> Set exercise
Each line that holds the word "eller" is to be identified and copied.

> Records supplied
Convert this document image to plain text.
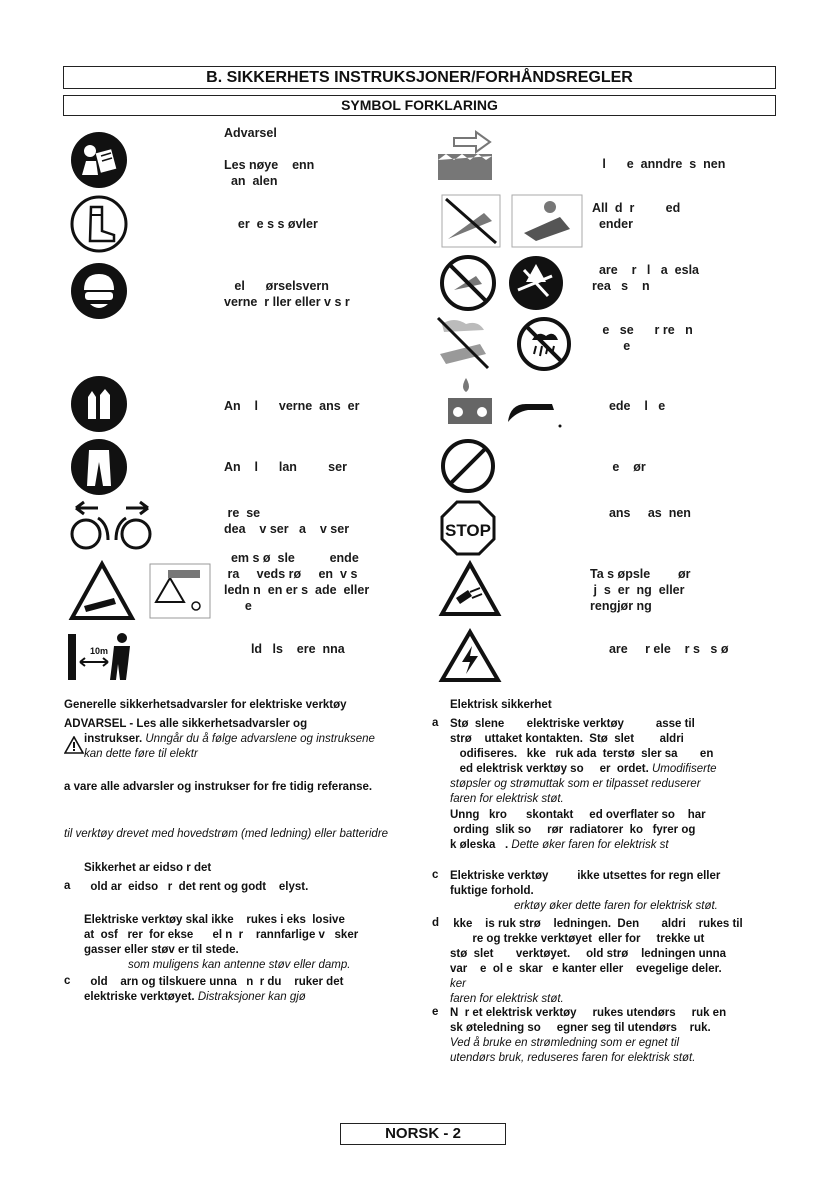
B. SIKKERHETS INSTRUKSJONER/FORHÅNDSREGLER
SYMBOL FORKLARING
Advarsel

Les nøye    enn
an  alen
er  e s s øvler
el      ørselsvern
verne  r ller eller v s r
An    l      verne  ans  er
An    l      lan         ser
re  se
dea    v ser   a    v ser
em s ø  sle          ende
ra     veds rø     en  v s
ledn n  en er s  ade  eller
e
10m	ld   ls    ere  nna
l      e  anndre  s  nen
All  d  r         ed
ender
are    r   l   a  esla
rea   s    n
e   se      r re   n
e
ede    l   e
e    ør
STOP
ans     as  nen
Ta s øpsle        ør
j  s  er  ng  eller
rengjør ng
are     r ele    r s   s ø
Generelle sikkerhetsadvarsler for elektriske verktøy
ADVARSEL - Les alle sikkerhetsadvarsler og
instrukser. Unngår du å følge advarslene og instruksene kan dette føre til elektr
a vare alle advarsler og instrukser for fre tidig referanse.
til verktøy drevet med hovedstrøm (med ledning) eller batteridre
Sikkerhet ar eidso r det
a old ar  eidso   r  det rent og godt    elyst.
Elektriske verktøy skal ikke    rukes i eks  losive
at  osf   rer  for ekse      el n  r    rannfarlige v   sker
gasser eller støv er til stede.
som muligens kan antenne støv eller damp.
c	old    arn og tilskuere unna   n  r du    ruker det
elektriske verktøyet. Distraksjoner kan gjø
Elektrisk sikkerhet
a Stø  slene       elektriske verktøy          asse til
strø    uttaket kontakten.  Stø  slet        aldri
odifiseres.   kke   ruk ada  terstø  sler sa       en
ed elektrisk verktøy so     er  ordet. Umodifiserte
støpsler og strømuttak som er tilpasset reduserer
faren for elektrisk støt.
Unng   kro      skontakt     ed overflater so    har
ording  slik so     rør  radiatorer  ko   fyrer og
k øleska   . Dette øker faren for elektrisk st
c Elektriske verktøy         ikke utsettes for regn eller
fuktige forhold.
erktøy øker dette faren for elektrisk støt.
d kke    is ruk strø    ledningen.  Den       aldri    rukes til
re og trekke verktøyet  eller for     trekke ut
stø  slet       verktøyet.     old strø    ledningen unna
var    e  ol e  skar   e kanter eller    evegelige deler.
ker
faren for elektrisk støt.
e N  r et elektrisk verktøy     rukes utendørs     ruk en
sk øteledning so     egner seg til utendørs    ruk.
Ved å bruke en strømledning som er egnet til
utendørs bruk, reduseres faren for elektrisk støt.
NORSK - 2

...

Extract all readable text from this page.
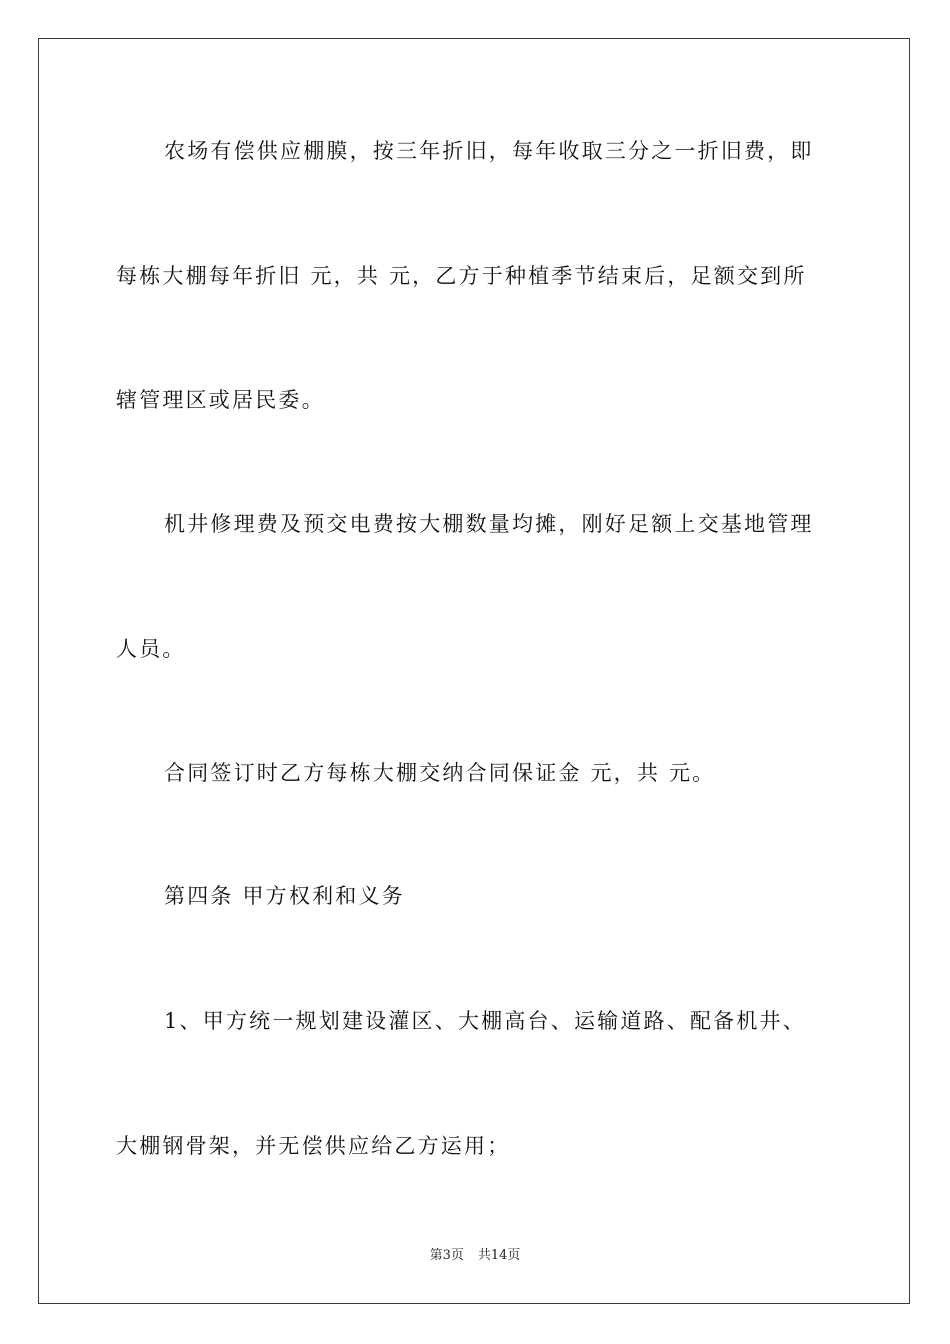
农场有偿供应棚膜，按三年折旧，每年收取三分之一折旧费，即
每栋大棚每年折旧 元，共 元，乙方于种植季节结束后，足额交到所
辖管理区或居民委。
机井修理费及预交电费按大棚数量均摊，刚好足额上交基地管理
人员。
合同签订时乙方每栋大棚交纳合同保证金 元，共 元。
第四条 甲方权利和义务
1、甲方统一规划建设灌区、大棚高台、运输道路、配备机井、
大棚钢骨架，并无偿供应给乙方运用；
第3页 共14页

> Solution
verne  r ller eller v s r
ledn n  en er s  ade  eller
j  s  er  ng  eller
til verktøy drevet med hovedstrøm (med ledning) eller batteridre
gasser eller støv er til stede.
som muligens kan antenne støv eller damp.
c Elektriske verktøy         ikke utsettes for regn eller
re og trekke verktøyet  eller for     trekke ut
var    e  ol e  skar   e kanter eller    evegelige deler.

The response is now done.